Rows:
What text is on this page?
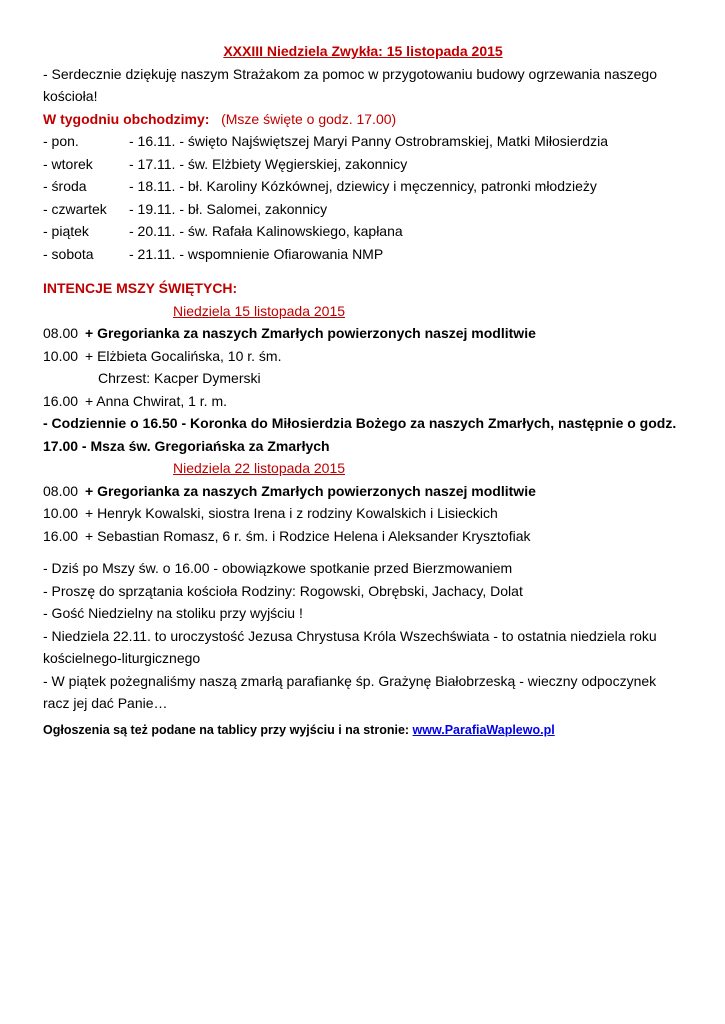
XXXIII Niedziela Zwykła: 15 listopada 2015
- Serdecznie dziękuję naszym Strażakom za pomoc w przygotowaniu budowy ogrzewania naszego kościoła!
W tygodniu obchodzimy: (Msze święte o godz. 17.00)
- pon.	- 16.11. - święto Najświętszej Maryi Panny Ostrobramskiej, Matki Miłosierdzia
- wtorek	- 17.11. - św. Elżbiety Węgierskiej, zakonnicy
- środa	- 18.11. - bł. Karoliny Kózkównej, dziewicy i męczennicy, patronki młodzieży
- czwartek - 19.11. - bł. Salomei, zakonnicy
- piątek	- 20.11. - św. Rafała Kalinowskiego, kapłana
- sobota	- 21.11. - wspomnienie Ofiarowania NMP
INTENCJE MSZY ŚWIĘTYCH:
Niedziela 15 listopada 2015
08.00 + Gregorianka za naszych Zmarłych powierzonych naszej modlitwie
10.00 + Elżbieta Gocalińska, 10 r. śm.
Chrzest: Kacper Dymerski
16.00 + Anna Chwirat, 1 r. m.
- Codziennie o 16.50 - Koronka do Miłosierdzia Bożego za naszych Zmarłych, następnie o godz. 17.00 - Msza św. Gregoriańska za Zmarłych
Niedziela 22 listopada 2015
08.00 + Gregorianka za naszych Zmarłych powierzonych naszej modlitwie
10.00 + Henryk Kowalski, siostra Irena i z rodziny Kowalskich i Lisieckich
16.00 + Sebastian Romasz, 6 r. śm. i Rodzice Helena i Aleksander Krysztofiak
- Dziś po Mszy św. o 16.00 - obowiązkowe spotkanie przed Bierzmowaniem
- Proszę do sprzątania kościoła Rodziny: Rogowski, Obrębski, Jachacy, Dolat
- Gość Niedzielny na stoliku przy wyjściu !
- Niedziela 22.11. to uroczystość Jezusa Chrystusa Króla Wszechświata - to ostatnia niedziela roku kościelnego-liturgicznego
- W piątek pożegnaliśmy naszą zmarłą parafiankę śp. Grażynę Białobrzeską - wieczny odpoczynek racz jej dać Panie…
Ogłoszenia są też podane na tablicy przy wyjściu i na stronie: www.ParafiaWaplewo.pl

Aim: How many lines of these entries contain the string "zakonnicy"? Reply with the number alone.

Task response: 2